══ Record list ══

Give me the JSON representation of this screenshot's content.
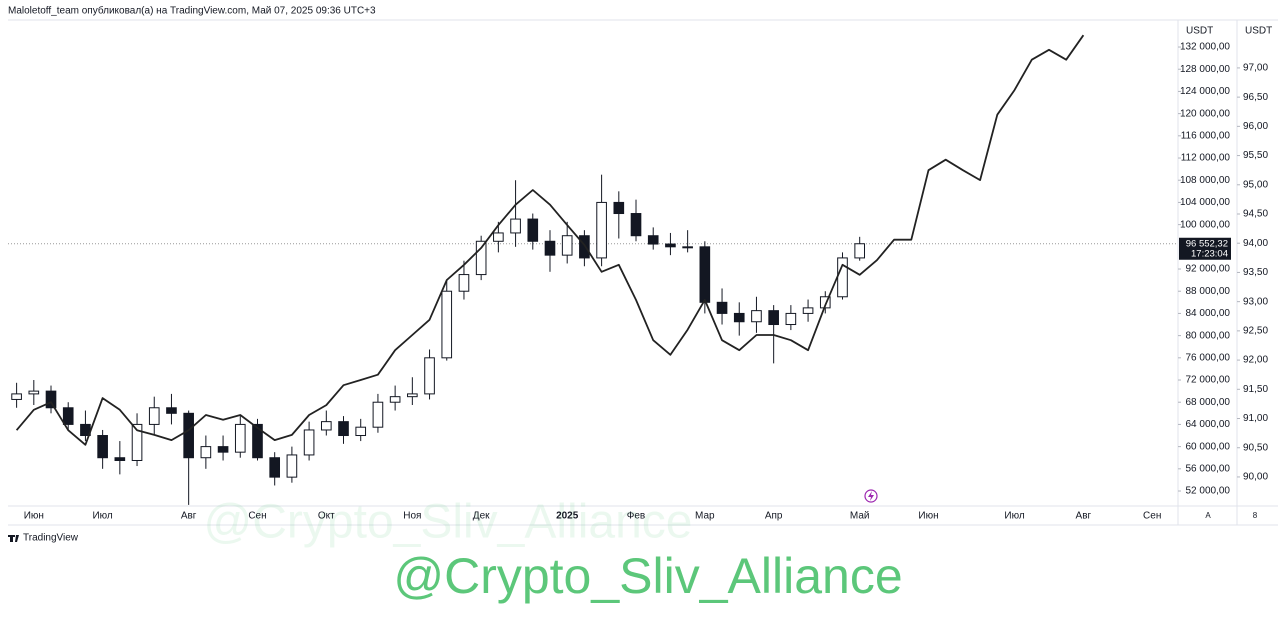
{
  "chart_data": {
    "type": "candlestick",
    "header": "Maloletoff_team опубликовал(а) на TradingView.com, Май 07, 2025 09:36 UTC+3",
    "categories": [
      null,
      "Июн",
      null,
      null,
      null,
      "Июл",
      null,
      null,
      null,
      null,
      "Авг",
      null,
      null,
      null,
      "Сен",
      null,
      null,
      null,
      "Окт",
      null,
      null,
      null,
      null,
      "Ноя",
      null,
      null,
      null,
      "Дек",
      null,
      null,
      null,
      null,
      "2025",
      null,
      null,
      null,
      "Фев",
      null,
      null,
      null,
      "Мар",
      null,
      null,
      null,
      "Апр",
      null,
      null,
      null,
      null,
      "Май",
      null,
      null,
      null,
      "Июн",
      null,
      null,
      null,
      null,
      "Июл",
      null,
      null,
      null,
      "Авг",
      null,
      null,
      null,
      "Сен",
      null
    ],
    "ohlc": {
      "color": "#131722",
      "open": [
        68500,
        69500,
        70000,
        67000,
        64000,
        62000,
        58000,
        57500,
        64000,
        67000,
        66000,
        58000,
        60000,
        59000,
        64000,
        58000,
        54500,
        58500,
        63000,
        64500,
        62000,
        63500,
        68000,
        69000,
        69500,
        76000,
        88000,
        91000,
        97000,
        98500,
        101000,
        97000,
        94500,
        98000,
        94000,
        104000,
        102000,
        98000,
        96500,
        96000,
        96000,
        86000,
        84000,
        82500,
        84500,
        82000,
        84000,
        85000,
        87000,
        94000,
        null,
        null,
        null,
        null,
        null,
        null,
        null,
        null,
        null,
        null,
        null,
        null,
        null,
        null,
        null,
        null,
        null,
        null
      ],
      "high": [
        71500,
        72000,
        71000,
        68000,
        66500,
        63000,
        61000,
        66000,
        69000,
        69500,
        66500,
        62000,
        62000,
        65500,
        65000,
        59000,
        60000,
        64500,
        66500,
        65500,
        65000,
        69500,
        71000,
        72500,
        77500,
        90000,
        93500,
        98000,
        100500,
        108000,
        102000,
        99000,
        100500,
        99000,
        109000,
        106000,
        104500,
        99500,
        98500,
        99000,
        97000,
        88500,
        86000,
        87000,
        85500,
        85500,
        86500,
        88000,
        95000,
        97800,
        null,
        null,
        null,
        null,
        null,
        null,
        null,
        null,
        null,
        null,
        null,
        null,
        null,
        null,
        null,
        null,
        null,
        null
      ],
      "low": [
        67000,
        67500,
        66000,
        63000,
        61000,
        56000,
        55000,
        56500,
        62000,
        64000,
        49500,
        56000,
        57500,
        58000,
        57500,
        53000,
        53500,
        57500,
        62000,
        60500,
        61000,
        62500,
        66500,
        67500,
        68500,
        75500,
        86500,
        90000,
        95000,
        96000,
        95500,
        91500,
        93000,
        92500,
        92500,
        97500,
        97000,
        95500,
        94500,
        95000,
        84000,
        82000,
        80000,
        80500,
        75000,
        81000,
        82500,
        84000,
        86500,
        93500,
        null,
        null,
        null,
        null,
        null,
        null,
        null,
        null,
        null,
        null,
        null,
        null,
        null,
        null,
        null,
        null,
        null,
        null
      ],
      "close": [
        69500,
        70000,
        67000,
        64000,
        62000,
        58000,
        57500,
        64000,
        67000,
        66000,
        58000,
        60000,
        59000,
        64000,
        58000,
        54500,
        58500,
        63000,
        64500,
        62000,
        63500,
        68000,
        69000,
        69500,
        76000,
        88000,
        91000,
        97000,
        98500,
        101000,
        97000,
        94500,
        98000,
        94000,
        104000,
        102000,
        98000,
        96500,
        96000,
        96000,
        86000,
        84000,
        82500,
        84500,
        82000,
        84000,
        85000,
        87000,
        94000,
        96552.32,
        null,
        null,
        null,
        null,
        null,
        null,
        null,
        null,
        null,
        null,
        null,
        null,
        null,
        null,
        null,
        null,
        null,
        null
      ]
    },
    "series": [
      {
        "color": "#222222",
        "axis": "y2",
        "values": [
          90.8,
          91.15,
          91.28,
          90.8,
          90.55,
          91.35,
          91.15,
          90.8,
          90.72,
          90.63,
          90.8,
          91.06,
          90.98,
          91.06,
          90.84,
          90.63,
          90.72,
          91.06,
          91.23,
          91.57,
          91.66,
          91.75,
          92.17,
          92.43,
          92.69,
          93.37,
          93.63,
          93.92,
          94.31,
          94.66,
          94.91,
          94.66,
          94.31,
          93.97,
          93.51,
          93.63,
          93.03,
          92.34,
          92.09,
          92.52,
          93.03,
          92.34,
          92.17,
          92.43,
          92.43,
          92.34,
          92.17,
          92.94,
          93.63,
          93.46,
          93.71,
          94.06,
          94.06,
          95.25,
          95.43,
          95.25,
          95.08,
          96.2,
          96.62,
          97.14,
          97.31,
          97.14,
          97.56,
          null,
          null,
          null,
          null,
          null
        ]
      }
    ],
    "y_axis_label": "USDT",
    "ylim": [
      49480,
      136870
    ],
    "yticks": [
      {
        "value": 52000,
        "label": "52 000,00"
      },
      {
        "value": 56000,
        "label": "56 000,00"
      },
      {
        "value": 60000,
        "label": "60 000,00"
      },
      {
        "value": 64000,
        "label": "64 000,00"
      },
      {
        "value": 68000,
        "label": "68 000,00"
      },
      {
        "value": 72000,
        "label": "72 000,00"
      },
      {
        "value": 76000,
        "label": "76 000,00"
      },
      {
        "value": 80000,
        "label": "80 000,00"
      },
      {
        "value": 84000,
        "label": "84 000,00"
      },
      {
        "value": 88000,
        "label": "88 000,00"
      },
      {
        "value": 92000,
        "label": "92 000,00"
      },
      {
        "value": 100000,
        "label": "100 000,00"
      },
      {
        "value": 104000,
        "label": "104 000,00"
      },
      {
        "value": 108000,
        "label": "108 000,00"
      },
      {
        "value": 112000,
        "label": "112 000,00"
      },
      {
        "value": 116000,
        "label": "116 000,00"
      },
      {
        "value": 120000,
        "label": "120 000,00"
      },
      {
        "value": 124000,
        "label": "124 000,00"
      },
      {
        "value": 128000,
        "label": "128 000,00"
      },
      {
        "value": 132000,
        "label": "132 000,00"
      }
    ],
    "y2_axis_label": "USDT",
    "y2lim": [
      89.52,
      97.82
    ],
    "y2ticks": [
      {
        "value": 90,
        "label": "90,00"
      },
      {
        "value": 90.5,
        "label": "90,50"
      },
      {
        "value": 91,
        "label": "91,00"
      },
      {
        "value": 91.5,
        "label": "91,50"
      },
      {
        "value": 92,
        "label": "92,00"
      },
      {
        "value": 92.5,
        "label": "92,50"
      },
      {
        "value": 93,
        "label": "93,00"
      },
      {
        "value": 93.5,
        "label": "93,50"
      },
      {
        "value": 94,
        "label": "94,00"
      },
      {
        "value": 94.5,
        "label": "94,50"
      },
      {
        "value": 95,
        "label": "95,00"
      },
      {
        "value": 95.5,
        "label": "95,50"
      },
      {
        "value": 96,
        "label": "96,00"
      },
      {
        "value": 96.5,
        "label": "96,50"
      },
      {
        "value": 97,
        "label": "97,00"
      }
    ],
    "last_price": {
      "value": 96552.32,
      "label": "96 552,32"
    },
    "countdown": "17:23:04",
    "scale_buttons": [
      "A",
      "8"
    ],
    "grid": false
  },
  "brand": "TradingView",
  "watermark": "@Crypto_Sliv_Alliance"
}
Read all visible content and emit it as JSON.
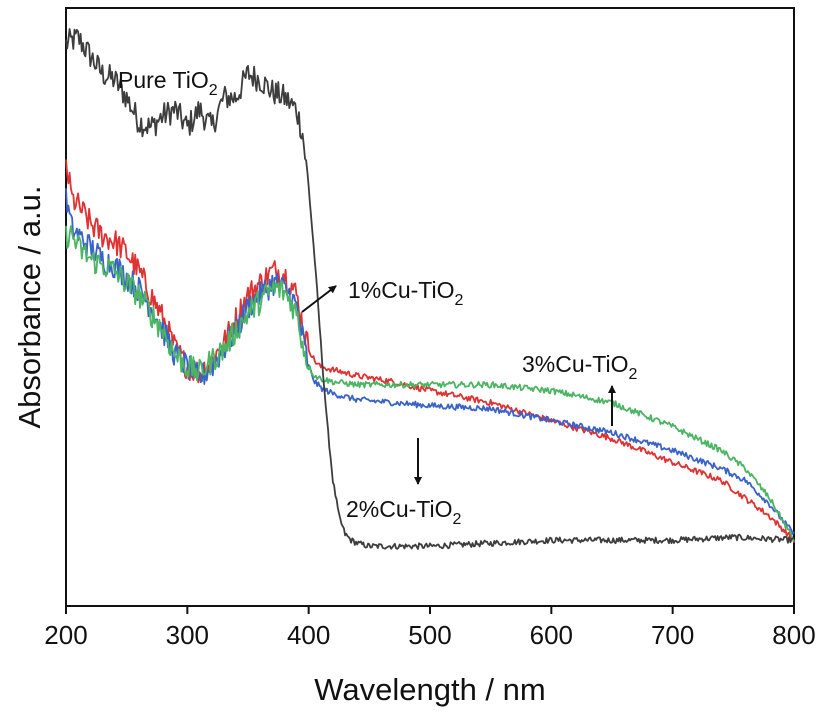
{
  "chart_data": {
    "type": "line",
    "xlabel": "Wavelength / nm",
    "ylabel": "Absorbance / a.u.",
    "xlim": [
      200,
      800
    ],
    "ylim": [
      0,
      1
    ],
    "y_ticks_shown": false,
    "x_ticks": [
      "200",
      "300",
      "400",
      "500",
      "600",
      "700",
      "800"
    ],
    "grid": false,
    "legend": "none",
    "series": [
      {
        "key": "pure",
        "color": "#3d3d3d",
        "x": [
          200,
          210,
          220,
          230,
          240,
          250,
          260,
          270,
          280,
          290,
          300,
          310,
          320,
          330,
          340,
          350,
          360,
          370,
          380,
          390,
          395,
          400,
          405,
          410,
          415,
          420,
          425,
          430,
          435,
          440,
          450,
          460,
          480,
          500,
          550,
          600,
          650,
          700,
          750,
          800
        ],
        "y": [
          0.94,
          0.95,
          0.92,
          0.89,
          0.88,
          0.85,
          0.81,
          0.8,
          0.82,
          0.83,
          0.8,
          0.83,
          0.8,
          0.85,
          0.85,
          0.89,
          0.88,
          0.86,
          0.85,
          0.83,
          0.79,
          0.7,
          0.58,
          0.44,
          0.31,
          0.21,
          0.15,
          0.12,
          0.11,
          0.105,
          0.1,
          0.1,
          0.1,
          0.1,
          0.105,
          0.11,
          0.11,
          0.11,
          0.115,
          0.11
        ]
      },
      {
        "key": "cu1",
        "color": "#e03232",
        "x": [
          200,
          205,
          210,
          220,
          230,
          240,
          250,
          260,
          270,
          280,
          290,
          300,
          310,
          320,
          330,
          340,
          350,
          360,
          370,
          375,
          380,
          385,
          390,
          395,
          400,
          405,
          410,
          420,
          440,
          470,
          500,
          550,
          600,
          650,
          700,
          740,
          760,
          780,
          800
        ],
        "y": [
          0.74,
          0.68,
          0.67,
          0.64,
          0.62,
          0.61,
          0.59,
          0.56,
          0.52,
          0.48,
          0.43,
          0.4,
          0.39,
          0.41,
          0.44,
          0.48,
          0.52,
          0.54,
          0.56,
          0.56,
          0.555,
          0.54,
          0.52,
          0.47,
          0.43,
          0.41,
          0.4,
          0.395,
          0.385,
          0.375,
          0.36,
          0.34,
          0.31,
          0.28,
          0.24,
          0.21,
          0.18,
          0.15,
          0.11
        ]
      },
      {
        "key": "cu2",
        "color": "#3a63c8",
        "x": [
          200,
          205,
          210,
          220,
          230,
          240,
          250,
          260,
          270,
          280,
          290,
          300,
          310,
          320,
          330,
          340,
          350,
          360,
          370,
          375,
          380,
          385,
          390,
          395,
          400,
          405,
          410,
          420,
          440,
          470,
          500,
          550,
          600,
          650,
          700,
          740,
          760,
          780,
          800
        ],
        "y": [
          0.68,
          0.63,
          0.62,
          0.6,
          0.58,
          0.57,
          0.55,
          0.53,
          0.5,
          0.46,
          0.42,
          0.4,
          0.38,
          0.4,
          0.43,
          0.46,
          0.5,
          0.52,
          0.54,
          0.54,
          0.53,
          0.52,
          0.5,
          0.45,
          0.4,
          0.375,
          0.365,
          0.355,
          0.345,
          0.34,
          0.335,
          0.33,
          0.31,
          0.29,
          0.26,
          0.23,
          0.21,
          0.17,
          0.12
        ]
      },
      {
        "key": "cu3",
        "color": "#4bb564",
        "x": [
          200,
          205,
          210,
          220,
          230,
          240,
          250,
          260,
          270,
          280,
          290,
          300,
          310,
          320,
          330,
          340,
          350,
          360,
          370,
          375,
          380,
          385,
          390,
          395,
          400,
          405,
          410,
          420,
          440,
          470,
          500,
          550,
          600,
          650,
          700,
          740,
          760,
          780,
          800
        ],
        "y": [
          0.62,
          0.62,
          0.6,
          0.58,
          0.57,
          0.56,
          0.54,
          0.52,
          0.49,
          0.46,
          0.42,
          0.4,
          0.39,
          0.41,
          0.43,
          0.46,
          0.49,
          0.51,
          0.53,
          0.53,
          0.525,
          0.51,
          0.49,
          0.44,
          0.4,
          0.385,
          0.38,
          0.375,
          0.37,
          0.37,
          0.37,
          0.37,
          0.36,
          0.34,
          0.3,
          0.26,
          0.23,
          0.18,
          0.11
        ]
      }
    ],
    "annotations": [
      {
        "key": "pure",
        "text": "Pure TiO",
        "sub": "2"
      },
      {
        "key": "cu1",
        "text": "1%Cu-TiO",
        "sub": "2"
      },
      {
        "key": "cu2",
        "text": "2%Cu-TiO",
        "sub": "2"
      },
      {
        "key": "cu3",
        "text": "3%Cu-TiO",
        "sub": "2"
      }
    ]
  }
}
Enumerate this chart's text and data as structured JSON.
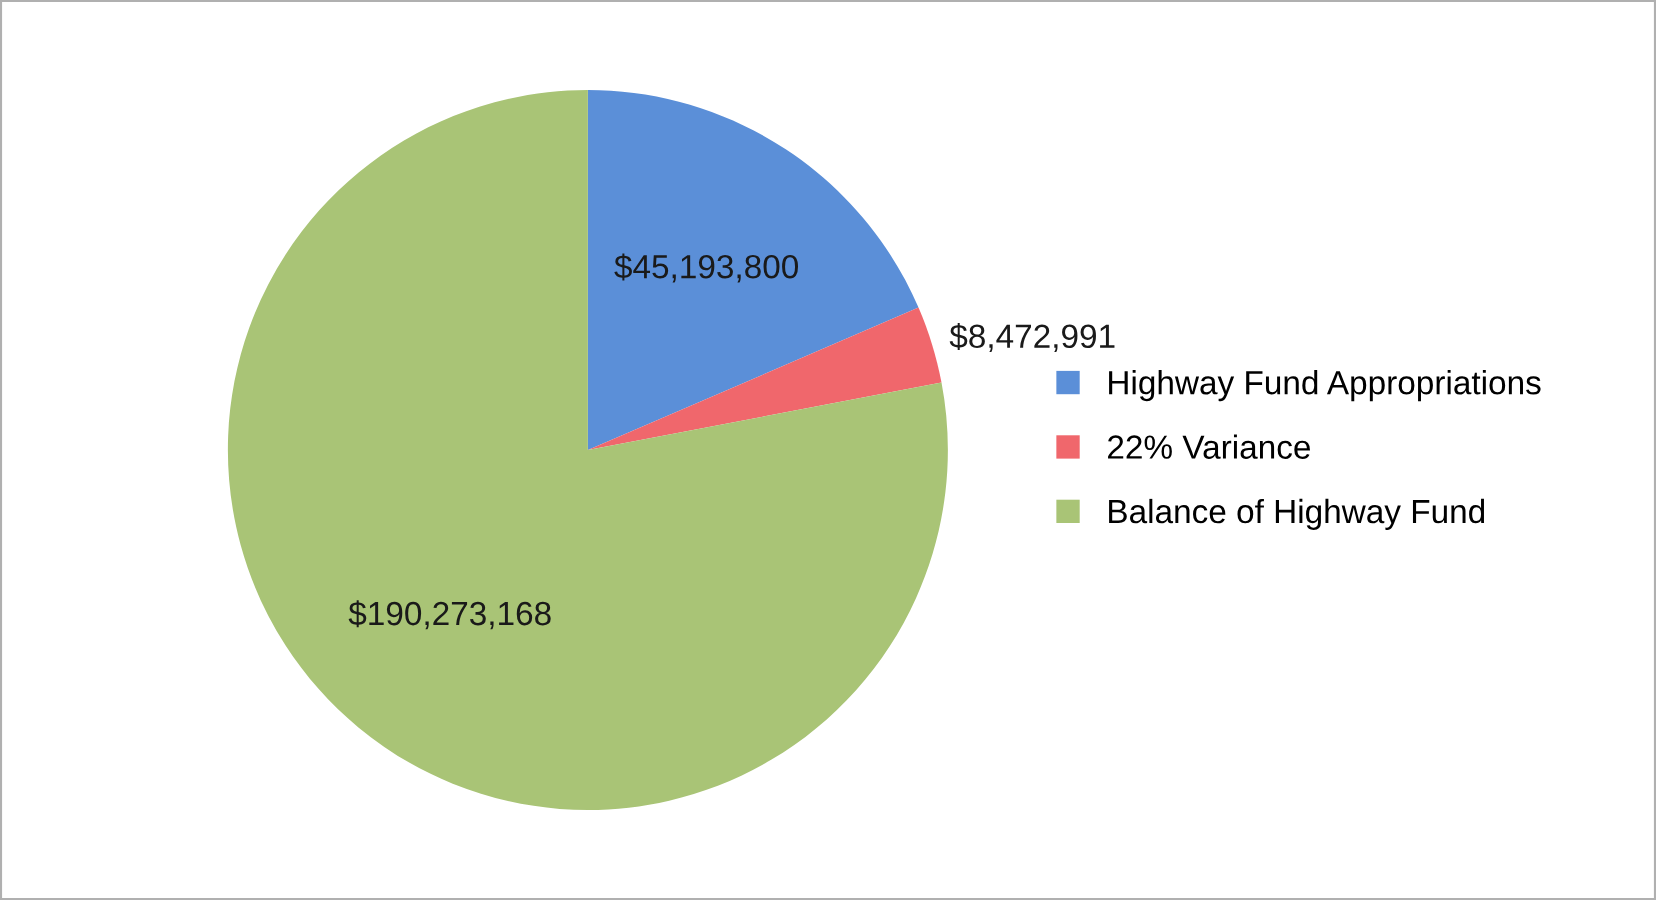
{
  "chart_data": {
    "type": "pie",
    "categories": [
      "Highway Fund Appropriations",
      "22% Variance",
      "Balance of Highway Fund"
    ],
    "values": [
      45193800,
      8472991,
      190273168
    ],
    "colors": [
      "#5b8fd8",
      "#f0676c",
      "#a9c476"
    ],
    "value_labels": [
      "$45,193,800",
      "$8,472,991",
      "$190,273,168"
    ],
    "legend": "right"
  }
}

═══

Search the listing for the word "type" and return each line that holds it.

The output »
    "type": "candlestick",
    "type": "line",
    "type": "pie",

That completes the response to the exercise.